> **To be done**: Reproduce the whole listing, character for character.

> **Data for this exercise**:

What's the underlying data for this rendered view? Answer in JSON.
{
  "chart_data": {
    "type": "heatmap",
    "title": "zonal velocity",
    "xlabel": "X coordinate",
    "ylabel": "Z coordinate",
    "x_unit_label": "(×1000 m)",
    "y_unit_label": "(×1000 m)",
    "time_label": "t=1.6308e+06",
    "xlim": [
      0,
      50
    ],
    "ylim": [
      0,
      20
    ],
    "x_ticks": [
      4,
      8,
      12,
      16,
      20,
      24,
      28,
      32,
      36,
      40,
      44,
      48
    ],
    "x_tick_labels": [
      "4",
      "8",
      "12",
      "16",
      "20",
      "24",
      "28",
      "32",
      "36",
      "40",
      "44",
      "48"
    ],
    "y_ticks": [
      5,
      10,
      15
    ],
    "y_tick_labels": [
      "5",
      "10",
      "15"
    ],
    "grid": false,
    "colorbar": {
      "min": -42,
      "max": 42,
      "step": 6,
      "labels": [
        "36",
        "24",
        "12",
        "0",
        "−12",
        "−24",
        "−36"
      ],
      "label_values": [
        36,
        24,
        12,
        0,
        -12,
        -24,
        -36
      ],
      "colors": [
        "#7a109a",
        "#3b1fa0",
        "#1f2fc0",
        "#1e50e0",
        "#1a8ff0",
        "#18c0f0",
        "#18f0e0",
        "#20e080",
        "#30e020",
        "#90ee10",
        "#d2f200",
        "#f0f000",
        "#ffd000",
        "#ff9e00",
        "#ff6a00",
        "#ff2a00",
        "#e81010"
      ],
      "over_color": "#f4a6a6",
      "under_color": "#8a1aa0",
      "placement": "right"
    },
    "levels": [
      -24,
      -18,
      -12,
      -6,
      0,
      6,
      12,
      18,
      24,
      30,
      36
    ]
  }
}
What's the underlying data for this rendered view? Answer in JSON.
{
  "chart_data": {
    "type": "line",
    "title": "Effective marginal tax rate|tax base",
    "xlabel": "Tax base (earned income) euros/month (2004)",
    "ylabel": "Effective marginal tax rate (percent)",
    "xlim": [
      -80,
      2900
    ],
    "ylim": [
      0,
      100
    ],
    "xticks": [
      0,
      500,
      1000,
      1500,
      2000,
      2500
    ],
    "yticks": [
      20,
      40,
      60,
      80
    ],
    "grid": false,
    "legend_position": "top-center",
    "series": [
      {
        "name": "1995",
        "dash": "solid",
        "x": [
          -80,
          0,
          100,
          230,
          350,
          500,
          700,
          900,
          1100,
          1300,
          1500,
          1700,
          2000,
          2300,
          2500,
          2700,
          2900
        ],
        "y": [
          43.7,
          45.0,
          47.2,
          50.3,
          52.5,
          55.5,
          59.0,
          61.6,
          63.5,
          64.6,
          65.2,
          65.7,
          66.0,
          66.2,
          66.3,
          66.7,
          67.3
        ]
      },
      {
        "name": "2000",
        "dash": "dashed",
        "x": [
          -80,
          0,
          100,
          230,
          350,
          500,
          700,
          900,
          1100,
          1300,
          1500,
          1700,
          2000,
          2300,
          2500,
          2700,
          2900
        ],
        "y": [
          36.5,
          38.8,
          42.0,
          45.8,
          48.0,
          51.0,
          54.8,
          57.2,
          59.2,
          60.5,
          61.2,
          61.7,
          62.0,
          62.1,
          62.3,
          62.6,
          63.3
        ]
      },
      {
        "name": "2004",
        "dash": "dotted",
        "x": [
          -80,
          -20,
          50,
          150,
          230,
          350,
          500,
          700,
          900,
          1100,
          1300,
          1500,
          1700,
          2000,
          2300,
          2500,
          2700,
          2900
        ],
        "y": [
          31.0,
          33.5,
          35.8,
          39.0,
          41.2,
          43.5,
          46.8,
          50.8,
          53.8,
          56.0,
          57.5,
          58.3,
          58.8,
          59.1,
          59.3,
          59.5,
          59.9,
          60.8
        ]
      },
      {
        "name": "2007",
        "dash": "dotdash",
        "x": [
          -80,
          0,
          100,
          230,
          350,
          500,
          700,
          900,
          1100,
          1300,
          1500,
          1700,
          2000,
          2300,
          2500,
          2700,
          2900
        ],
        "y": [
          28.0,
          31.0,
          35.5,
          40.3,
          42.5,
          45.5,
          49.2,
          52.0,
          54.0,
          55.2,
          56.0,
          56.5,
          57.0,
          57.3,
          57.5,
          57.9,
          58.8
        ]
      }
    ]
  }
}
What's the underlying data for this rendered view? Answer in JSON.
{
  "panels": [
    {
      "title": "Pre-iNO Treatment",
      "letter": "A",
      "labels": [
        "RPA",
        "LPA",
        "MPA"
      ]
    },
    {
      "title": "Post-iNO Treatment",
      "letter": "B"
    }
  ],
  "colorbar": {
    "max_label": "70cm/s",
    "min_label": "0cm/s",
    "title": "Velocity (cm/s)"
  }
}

> **The result**:
What's the underlying data for this rendered view? Answer in JSON.
{
  "chart_data": {
    "type": "heatmap",
    "title": "zonal velocity",
    "xlabel": "X coordinate",
    "ylabel": "Z coordinate",
    "x_unit_label": "(×1000 m)",
    "y_unit_label": "(×1000 m)",
    "time_label": "t=1.6308e+06",
    "xlim": [
      0,
      50
    ],
    "ylim": [
      0,
      20
    ],
    "x_ticks": [
      4,
      8,
      12,
      16,
      20,
      24,
      28,
      32,
      36,
      40,
      44,
      48
    ],
    "x_tick_labels": [
      "4",
      "8",
      "12",
      "16",
      "20",
      "24",
      "28",
      "32",
      "36",
      "40",
      "44",
      "48"
    ],
    "y_ticks": [
      5,
      10,
      15
    ],
    "y_tick_labels": [
      "5",
      "10",
      "15"
    ],
    "grid": false,
    "colorbar": {
      "min": -42,
      "max": 42,
      "step": 6,
      "labels": [
        "36",
        "24",
        "12",
        "0",
        "−12",
        "−24",
        "−36"
      ],
      "label_values": [
        36,
        24,
        12,
        0,
        -12,
        -24,
        -36
      ],
      "colors": [
        "#7a109a",
        "#3b1fa0",
        "#1f2fc0",
        "#1e50e0",
        "#1a8ff0",
        "#18c0f0",
        "#18f0e0",
        "#20e080",
        "#30e020",
        "#90ee10",
        "#d2f200",
        "#f0f000",
        "#ffd000",
        "#ff9e00",
        "#ff6a00",
        "#ff2a00",
        "#e81010"
      ],
      "over_color": "#f4a6a6",
      "under_color": "#8a1aa0",
      "placement": "right"
    },
    "levels": [
      -24,
      -18,
      -12,
      -6,
      0,
      6,
      12,
      18,
      24,
      30,
      36
    ]
  }
}
What's the underlying data for this rendered view? Answer in JSON.
{
  "chart_data": {
    "type": "line",
    "title": "Effective marginal tax rate|tax base",
    "xlabel": "Tax base (earned income) euros/month (2004)",
    "ylabel": "Effective marginal tax rate (percent)",
    "xlim": [
      -80,
      2900
    ],
    "ylim": [
      0,
      100
    ],
    "xticks": [
      0,
      500,
      1000,
      1500,
      2000,
      2500
    ],
    "yticks": [
      20,
      40,
      60,
      80
    ],
    "grid": false,
    "legend_position": "top-center",
    "series": [
      {
        "name": "1995",
        "dash": "solid",
        "x": [
          -80,
          0,
          100,
          230,
          350,
          500,
          700,
          900,
          1100,
          1300,
          1500,
          1700,
          2000,
          2300,
          2500,
          2700,
          2900
        ],
        "y": [
          43.7,
          45.0,
          47.2,
          50.3,
          52.5,
          55.5,
          59.0,
          61.6,
          63.5,
          64.6,
          65.2,
          65.7,
          66.0,
          66.2,
          66.3,
          66.7,
          67.3
        ]
      },
      {
        "name": "2000",
        "dash": "dashed",
        "x": [
          -80,
          0,
          100,
          230,
          350,
          500,
          700,
          900,
          1100,
          1300,
          1500,
          1700,
          2000,
          2300,
          2500,
          2700,
          2900
        ],
        "y": [
          36.5,
          38.8,
          42.0,
          45.8,
          48.0,
          51.0,
          54.8,
          57.2,
          59.2,
          60.5,
          61.2,
          61.7,
          62.0,
          62.1,
          62.3,
          62.6,
          63.3
        ]
      },
      {
        "name": "2004",
        "dash": "dotted",
        "x": [
          -80,
          -20,
          50,
          150,
          230,
          350,
          500,
          700,
          900,
          1100,
          1300,
          1500,
          1700,
          2000,
          2300,
          2500,
          2700,
          2900
        ],
        "y": [
          31.0,
          33.5,
          35.8,
          39.0,
          41.2,
          43.5,
          46.8,
          50.8,
          53.8,
          56.0,
          57.5,
          58.3,
          58.8,
          59.1,
          59.3,
          59.5,
          59.9,
          60.8
        ]
      },
      {
        "name": "2007",
        "dash": "dotdash",
        "x": [
          -80,
          0,
          100,
          230,
          350,
          500,
          700,
          900,
          1100,
          1300,
          1500,
          1700,
          2000,
          2300,
          2500,
          2700,
          2900
        ],
        "y": [
          28.0,
          31.0,
          35.5,
          40.3,
          42.5,
          45.5,
          49.2,
          52.0,
          54.0,
          55.2,
          56.0,
          56.5,
          57.0,
          57.3,
          57.5,
          57.9,
          58.8
        ]
      }
    ]
  }
}
What's the underlying data for this rendered view? Answer in JSON.
{
  "panels": [
    {
      "title": "Pre-iNO Treatment",
      "letter": "A",
      "labels": [
        "RPA",
        "LPA",
        "MPA"
      ]
    },
    {
      "title": "Post-iNO Treatment",
      "letter": "B"
    }
  ],
  "colorbar": {
    "max_label": "70cm/s",
    "min_label": "0cm/s",
    "title": "Velocity (cm/s)"
  }
}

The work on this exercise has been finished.